[Data tied to figure images]
:::::
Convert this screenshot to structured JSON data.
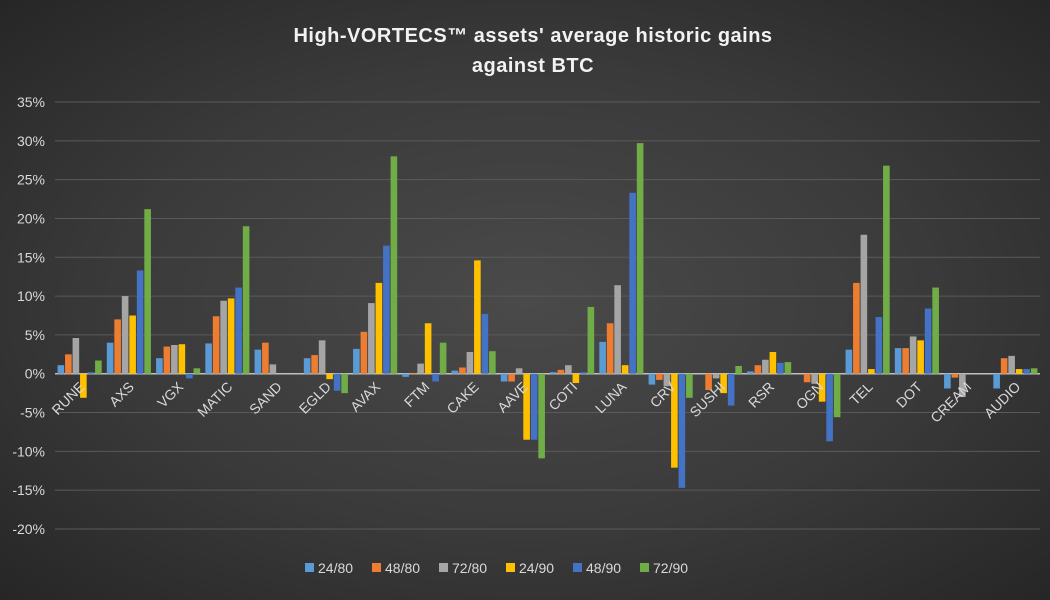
{
  "chart_data": {
    "type": "bar",
    "title": "High-VORTECS™ assets' average historic gains against BTC",
    "title_lines": [
      "High-VORTECS™ assets' average historic gains",
      "against BTC"
    ],
    "xlabel": "",
    "ylabel": "",
    "ylim": [
      -20,
      35
    ],
    "yticks": [
      "35%",
      "30%",
      "25%",
      "20%",
      "15%",
      "10%",
      "5%",
      "0%",
      "-5%",
      "-10%",
      "-15%",
      "-20%"
    ],
    "grid": true,
    "legend": "bottom",
    "categories": [
      "RUNE",
      "AXS",
      "VGX",
      "MATIC",
      "SAND",
      "EGLD",
      "AVAX",
      "FTM",
      "CAKE",
      "AAVE",
      "COTI",
      "LUNA",
      "CRV",
      "SUSHI",
      "RSR",
      "OGN",
      "TEL",
      "DOT",
      "CREAM",
      "AUDIO"
    ],
    "series": [
      {
        "name": "24/80",
        "color": "#5B9BD5",
        "values": [
          1.1,
          4.0,
          2.0,
          3.9,
          3.1,
          2.0,
          3.2,
          -0.4,
          0.4,
          -1.0,
          0.2,
          4.1,
          -1.4,
          0,
          0.3,
          0,
          3.1,
          3.3,
          -1.9,
          -1.9
        ]
      },
      {
        "name": "48/80",
        "color": "#ED7D31",
        "values": [
          2.5,
          7.0,
          3.5,
          7.4,
          4.0,
          2.4,
          5.4,
          0.1,
          0.8,
          -1.0,
          0.5,
          6.5,
          -0.8,
          -2.1,
          1.1,
          -1.1,
          11.7,
          3.3,
          -0.5,
          2.0
        ]
      },
      {
        "name": "72/80",
        "color": "#A5A5A5",
        "values": [
          4.6,
          10.0,
          3.7,
          9.4,
          1.2,
          4.3,
          9.1,
          1.3,
          2.8,
          0.7,
          1.1,
          11.4,
          -1.6,
          -0.6,
          1.8,
          -1.3,
          17.9,
          4.8,
          -3.0,
          2.3
        ]
      },
      {
        "name": "24/90",
        "color": "#FFC000",
        "values": [
          -3.1,
          7.5,
          3.8,
          9.7,
          0,
          -0.7,
          11.7,
          6.5,
          14.6,
          -8.5,
          -1.2,
          1.1,
          -12.1,
          -2.5,
          2.8,
          -3.6,
          0.6,
          4.3,
          0,
          0.6
        ]
      },
      {
        "name": "48/90",
        "color": "#4472C4",
        "values": [
          0.2,
          13.3,
          -0.6,
          11.1,
          0,
          -2.2,
          16.5,
          -1.0,
          7.7,
          -8.5,
          0.2,
          23.3,
          -14.7,
          -4.1,
          1.4,
          -8.7,
          7.3,
          8.4,
          0,
          0.6
        ]
      },
      {
        "name": "72/90",
        "color": "#70AD47",
        "values": [
          1.7,
          21.2,
          0.7,
          19.0,
          0,
          -2.5,
          28.0,
          4.0,
          2.9,
          -10.9,
          8.6,
          29.7,
          -3.1,
          1.0,
          1.5,
          -5.6,
          26.8,
          11.1,
          0,
          0.7
        ]
      }
    ]
  }
}
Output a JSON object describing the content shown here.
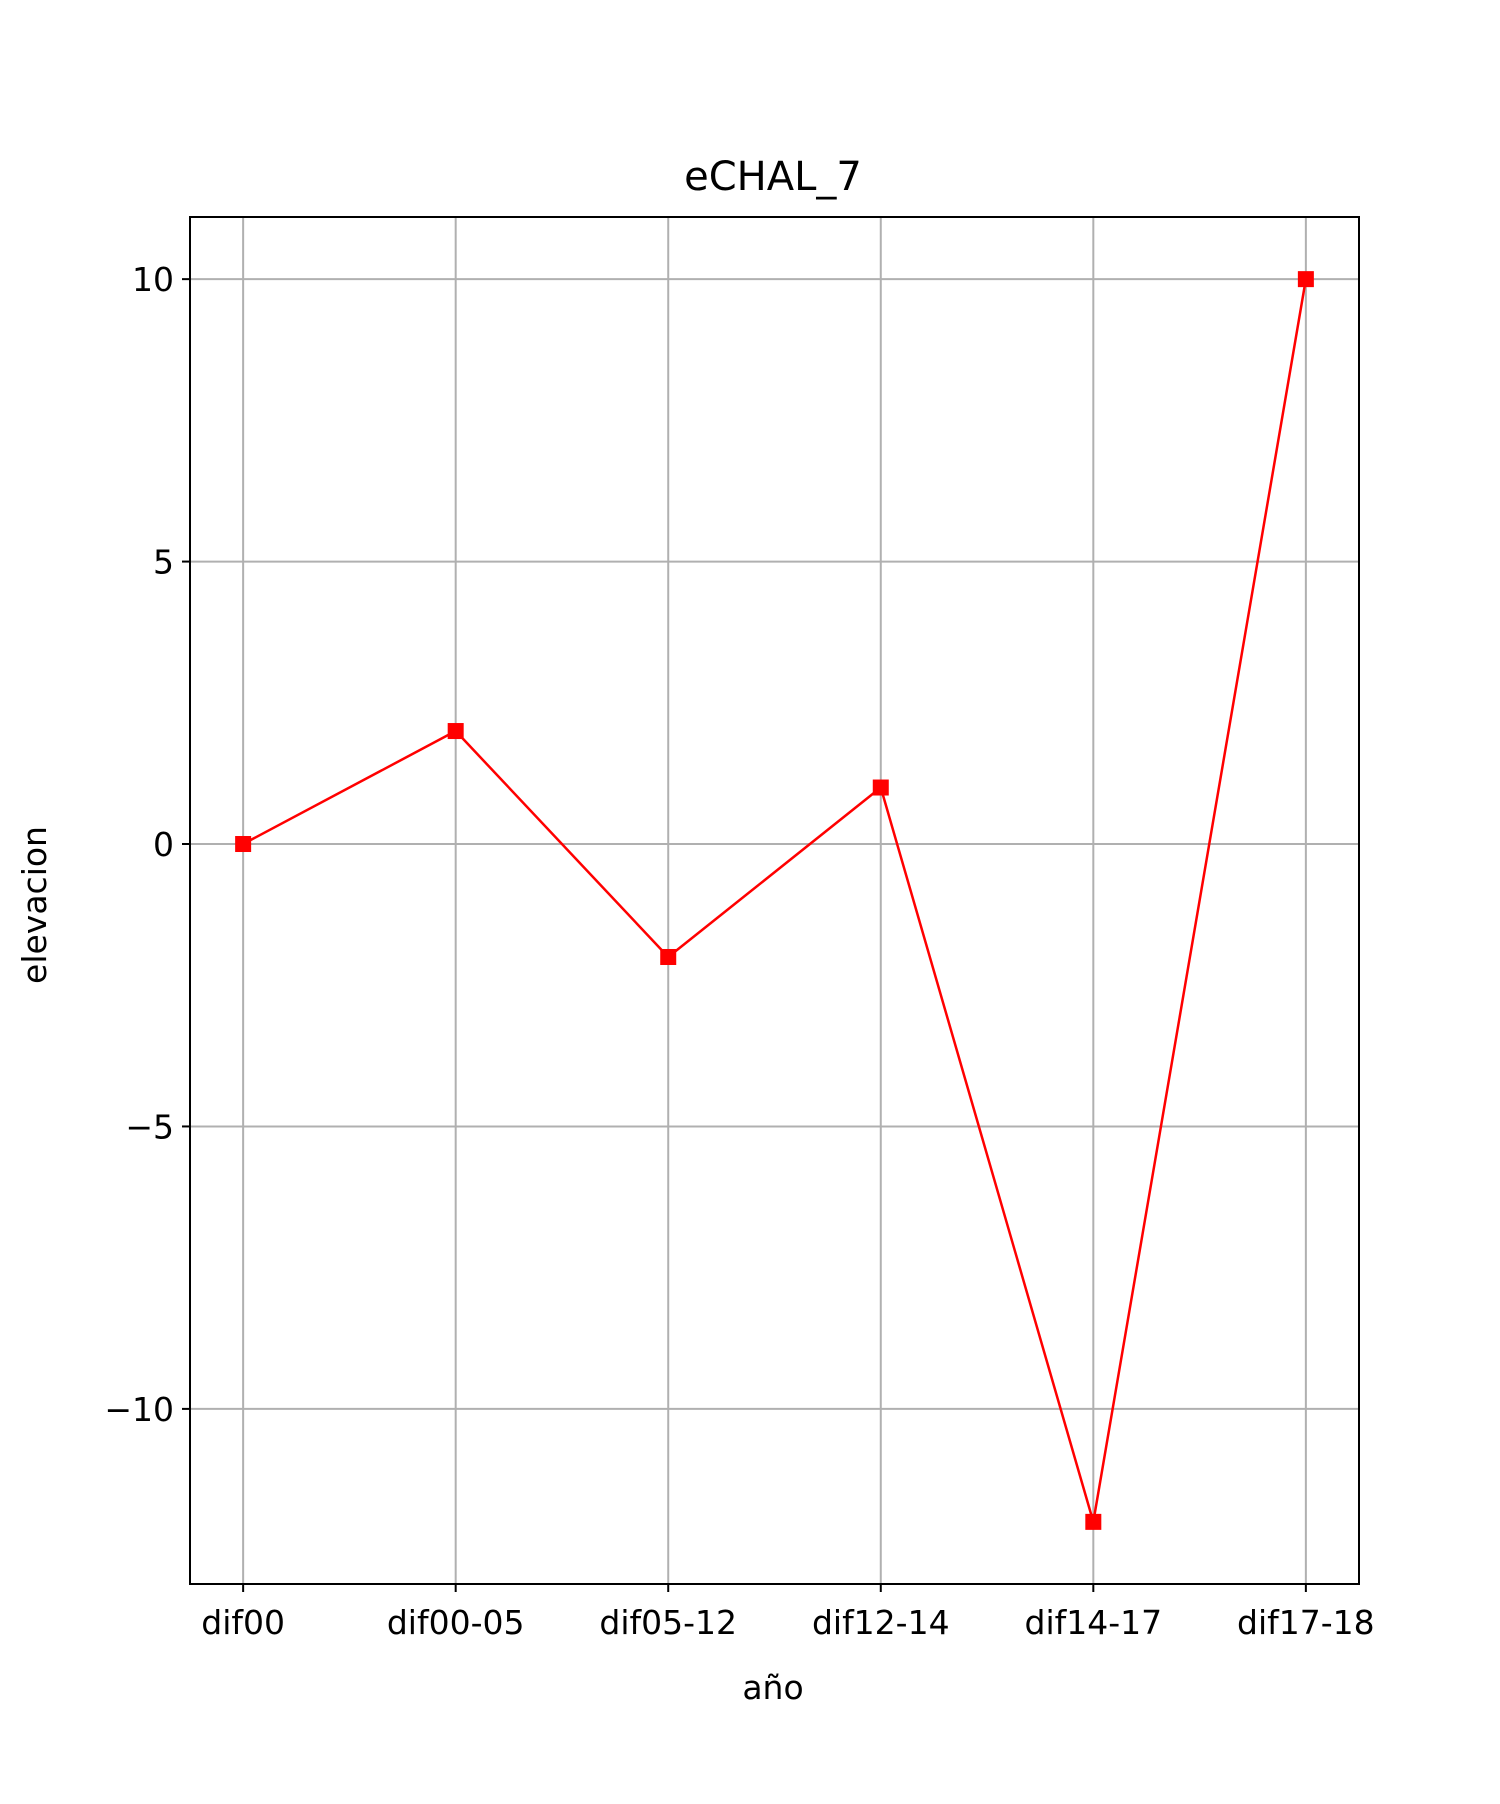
{
  "chart_data": {
    "type": "line",
    "title": "eCHAL_7",
    "xlabel": "año",
    "ylabel": "elevacion",
    "categories": [
      "dif00",
      "dif00-05",
      "dif05-12",
      "dif12-14",
      "dif14-17",
      "dif17-18"
    ],
    "series": [
      {
        "values": [
          0,
          2,
          -2,
          1,
          -12,
          10
        ],
        "color": "#ff0000",
        "marker": "square"
      }
    ],
    "ylim": [
      -13.1,
      11.1
    ],
    "yticks": [
      10,
      5,
      0,
      -5,
      -10
    ],
    "ytick_labels": [
      "10",
      "5",
      "0",
      "−5",
      "−10"
    ],
    "grid": true,
    "legend": "none",
    "grid_color": "#b0b0b0"
  }
}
:::::
● **Directions**: Check each line of the records above for the string "against", and report every line that has it.

● **Solution to this exercise**:
    "title": "High-VORTECS™ assets' average historic gains against BTC",
      "against BTC"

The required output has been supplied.